DIRECTIONS FOR THIS TASK: Every entry below should be repeated exactly; the pictures should not.

=== DATA ROWS ===

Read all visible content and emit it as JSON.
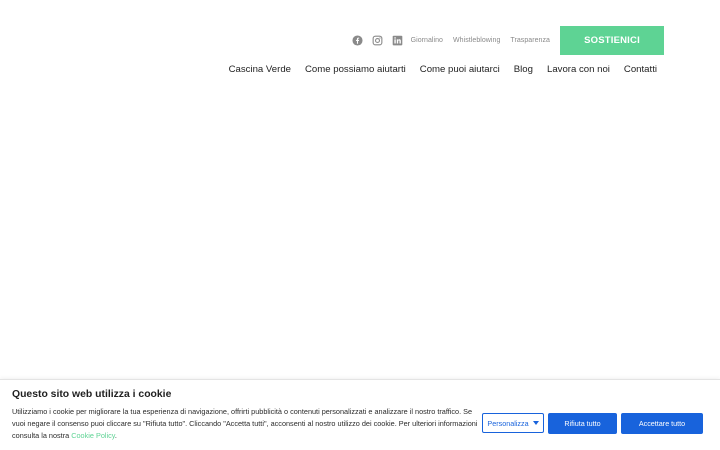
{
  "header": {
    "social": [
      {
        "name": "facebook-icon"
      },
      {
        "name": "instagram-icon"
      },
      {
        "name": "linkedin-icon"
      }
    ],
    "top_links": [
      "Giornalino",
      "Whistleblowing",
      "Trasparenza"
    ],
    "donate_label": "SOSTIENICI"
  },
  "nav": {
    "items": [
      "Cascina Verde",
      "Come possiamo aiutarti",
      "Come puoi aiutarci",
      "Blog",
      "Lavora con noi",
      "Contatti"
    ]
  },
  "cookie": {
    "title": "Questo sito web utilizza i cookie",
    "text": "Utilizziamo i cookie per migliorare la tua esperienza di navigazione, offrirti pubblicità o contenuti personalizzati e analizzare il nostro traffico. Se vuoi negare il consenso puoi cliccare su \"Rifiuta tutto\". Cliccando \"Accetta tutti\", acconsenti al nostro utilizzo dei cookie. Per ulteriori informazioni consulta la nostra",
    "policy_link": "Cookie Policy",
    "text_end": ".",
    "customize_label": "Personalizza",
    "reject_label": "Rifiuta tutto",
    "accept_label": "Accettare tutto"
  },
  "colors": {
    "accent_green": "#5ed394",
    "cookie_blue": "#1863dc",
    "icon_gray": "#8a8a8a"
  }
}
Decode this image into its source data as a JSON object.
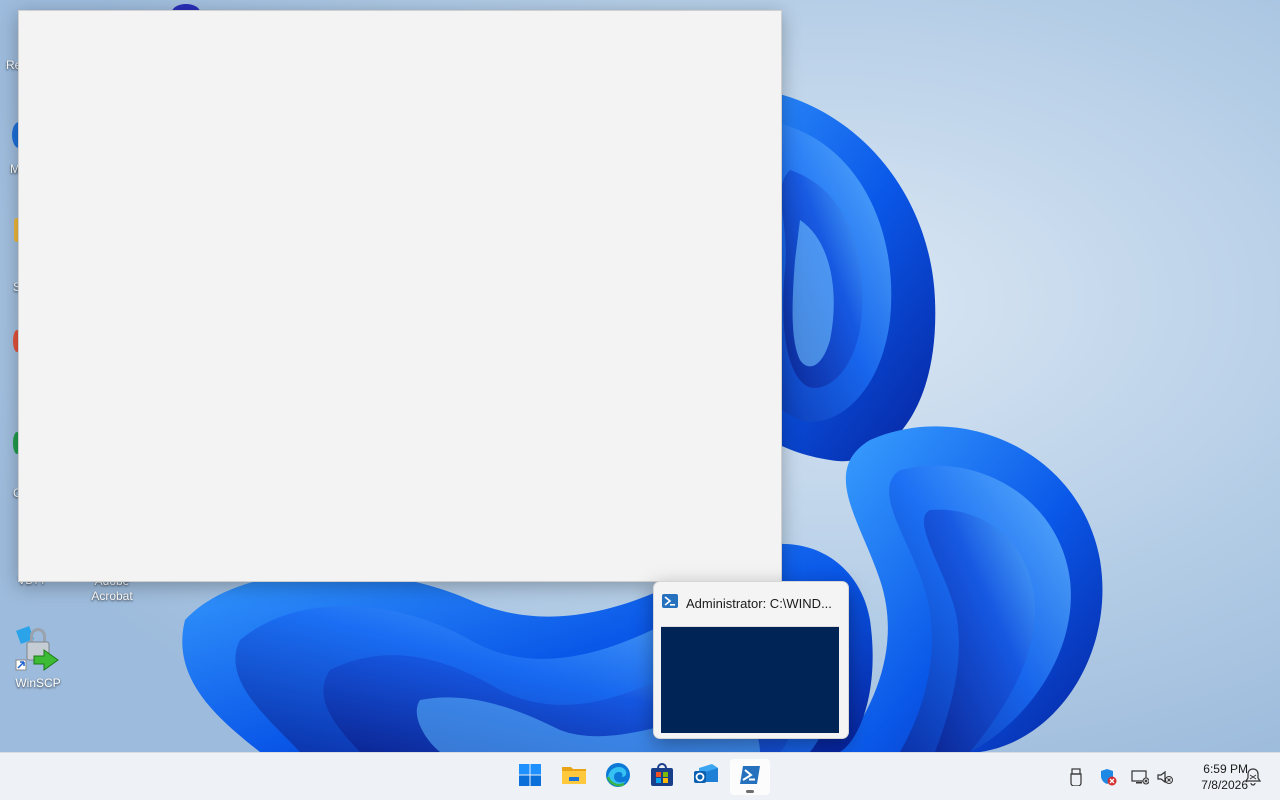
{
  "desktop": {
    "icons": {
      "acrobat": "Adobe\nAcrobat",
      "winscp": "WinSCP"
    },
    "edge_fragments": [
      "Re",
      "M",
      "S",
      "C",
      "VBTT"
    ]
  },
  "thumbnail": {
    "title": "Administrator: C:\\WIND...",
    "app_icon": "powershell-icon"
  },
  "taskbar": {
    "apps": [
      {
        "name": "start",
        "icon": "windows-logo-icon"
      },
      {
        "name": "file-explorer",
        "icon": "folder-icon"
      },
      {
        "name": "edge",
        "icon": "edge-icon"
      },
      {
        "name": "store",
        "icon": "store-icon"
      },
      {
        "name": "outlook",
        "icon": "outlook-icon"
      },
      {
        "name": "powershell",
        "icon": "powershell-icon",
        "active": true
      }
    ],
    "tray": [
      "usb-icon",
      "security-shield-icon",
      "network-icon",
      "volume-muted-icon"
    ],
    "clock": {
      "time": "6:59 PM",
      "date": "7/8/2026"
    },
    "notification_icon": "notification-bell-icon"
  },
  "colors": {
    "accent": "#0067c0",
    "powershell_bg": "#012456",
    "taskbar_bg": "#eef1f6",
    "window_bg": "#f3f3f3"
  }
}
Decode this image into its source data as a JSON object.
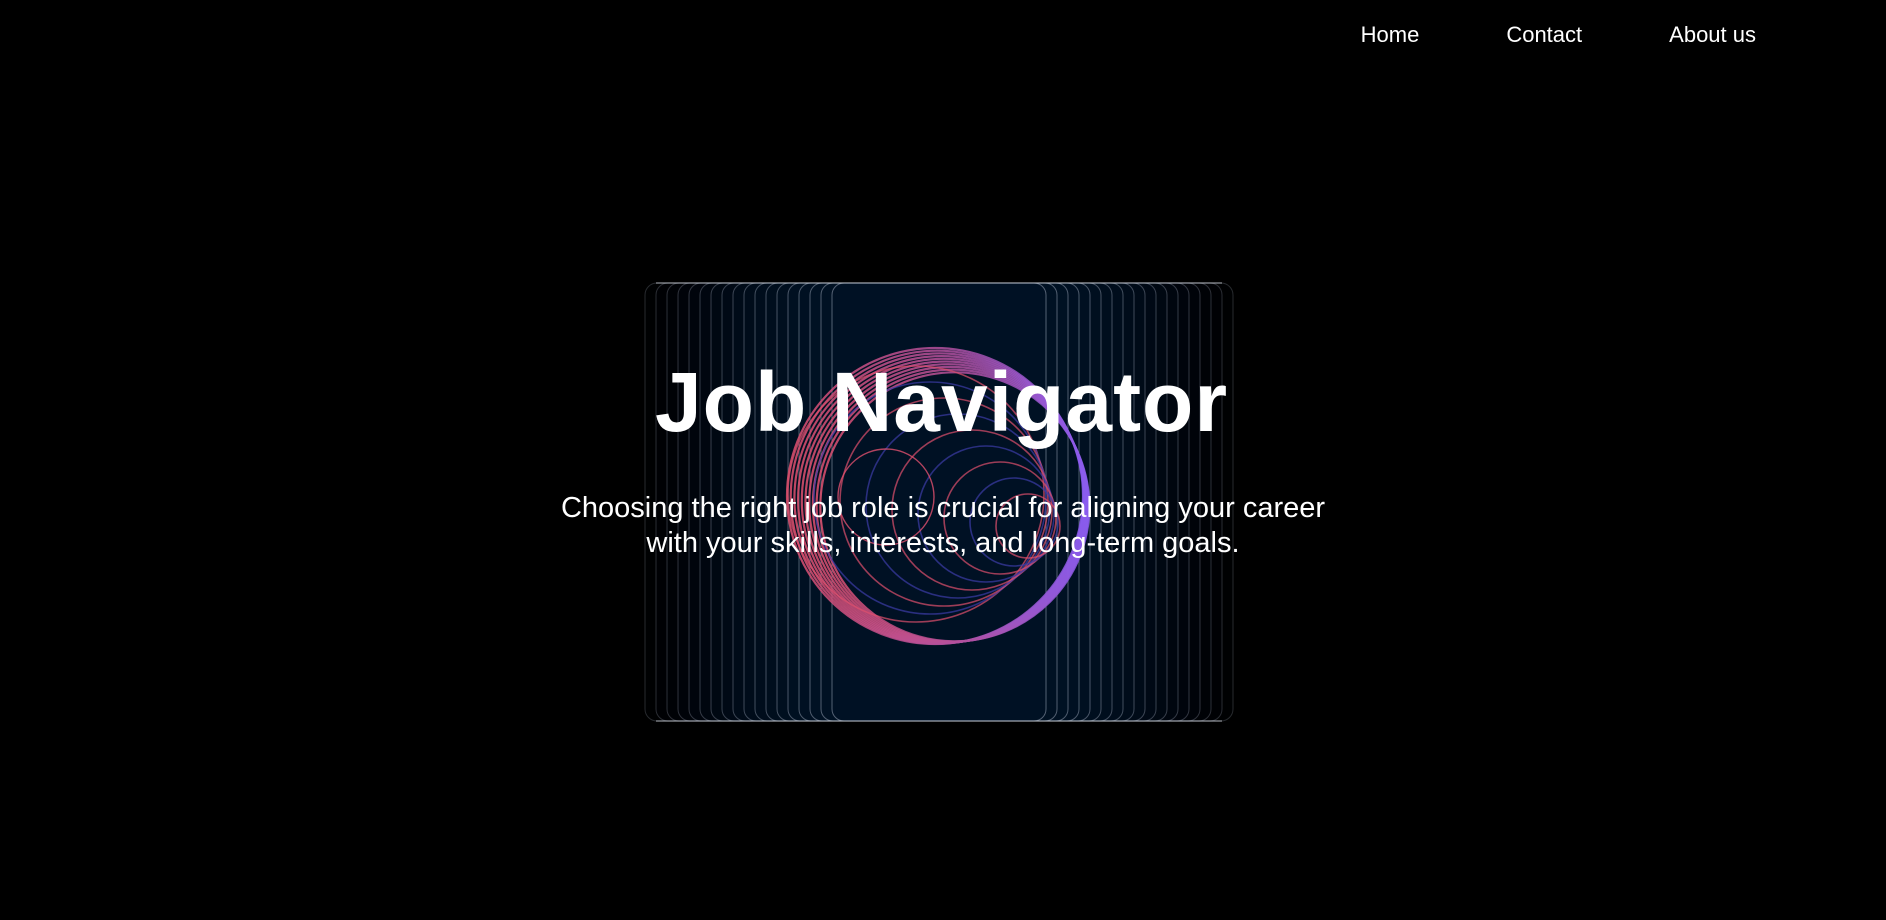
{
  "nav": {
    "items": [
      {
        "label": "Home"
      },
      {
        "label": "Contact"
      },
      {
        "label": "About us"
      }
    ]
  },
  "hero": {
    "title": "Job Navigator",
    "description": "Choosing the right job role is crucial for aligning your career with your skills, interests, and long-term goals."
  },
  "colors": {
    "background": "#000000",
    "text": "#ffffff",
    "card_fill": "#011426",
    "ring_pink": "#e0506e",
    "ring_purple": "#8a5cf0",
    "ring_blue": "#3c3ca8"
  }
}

===

SOLUTION FOR THIS EXERCISE:
Read all visible content and emit it as JSON.
{
  "header": {
    "social": [
      {
        "name": "facebook-icon"
      },
      {
        "name": "instagram-icon"
      },
      {
        "name": "linkedin-icon"
      }
    ],
    "top_links": [
      "Giornalino",
      "Whistleblowing",
      "Trasparenza"
    ],
    "donate_label": "SOSTIENICI"
  },
  "nav": {
    "items": [
      "Cascina Verde",
      "Come possiamo aiutarti",
      "Come puoi aiutarci",
      "Blog",
      "Lavora con noi",
      "Contatti"
    ]
  },
  "cookie": {
    "title": "Questo sito web utilizza i cookie",
    "text": "Utilizziamo i cookie per migliorare la tua esperienza di navigazione, offrirti pubblicità o contenuti personalizzati e analizzare il nostro traffico. Se vuoi negare il consenso puoi cliccare su \"Rifiuta tutto\". Cliccando \"Accetta tutti\", acconsenti al nostro utilizzo dei cookie. Per ulteriori informazioni consulta la nostra",
    "policy_link": "Cookie Policy",
    "text_end": ".",
    "customize_label": "Personalizza",
    "reject_label": "Rifiuta tutto",
    "accept_label": "Accettare tutto"
  },
  "colors": {
    "accent_green": "#5ed394",
    "cookie_blue": "#1863dc",
    "icon_gray": "#8a8a8a"
  }
}
Decode this image into its source data as a JSON object.
{
  "desktop": {
    "icons": {
      "acrobat": "Adobe\nAcrobat",
      "winscp": "WinSCP"
    },
    "edge_fragments": [
      "Re",
      "M",
      "S",
      "C",
      "VBTT"
    ]
  },
  "thumbnail": {
    "title": "Administrator: C:\\WIND...",
    "app_icon": "powershell-icon"
  },
  "taskbar": {
    "apps": [
      {
        "name": "start",
        "icon": "windows-logo-icon"
      },
      {
        "name": "file-explorer",
        "icon": "folder-icon"
      },
      {
        "name": "edge",
        "icon": "edge-icon"
      },
      {
        "name": "store",
        "icon": "store-icon"
      },
      {
        "name": "outlook",
        "icon": "outlook-icon"
      },
      {
        "name": "powershell",
        "icon": "powershell-icon",
        "active": true
      }
    ],
    "tray": [
      "usb-icon",
      "security-shield-icon",
      "network-icon",
      "volume-muted-icon"
    ],
    "clock": {
      "time": "6:59 PM",
      "date": "7/8/2026"
    },
    "notification_icon": "notification-bell-icon"
  },
  "colors": {
    "accent": "#0067c0",
    "powershell_bg": "#012456",
    "taskbar_bg": "#eef1f6",
    "window_bg": "#f3f3f3"
  }
}
Decode this image into its source data as a JSON object.
{
  "nav": {
    "items": [
      {
        "label": "Home"
      },
      {
        "label": "Contact"
      },
      {
        "label": "About us"
      }
    ]
  },
  "hero": {
    "title": "Job Navigator",
    "description": "Choosing the right job role is crucial for aligning your career with your skills, interests, and long-term goals."
  },
  "colors": {
    "background": "#000000",
    "text": "#ffffff",
    "card_fill": "#011426",
    "ring_pink": "#e0506e",
    "ring_purple": "#8a5cf0",
    "ring_blue": "#3c3ca8"
  }
}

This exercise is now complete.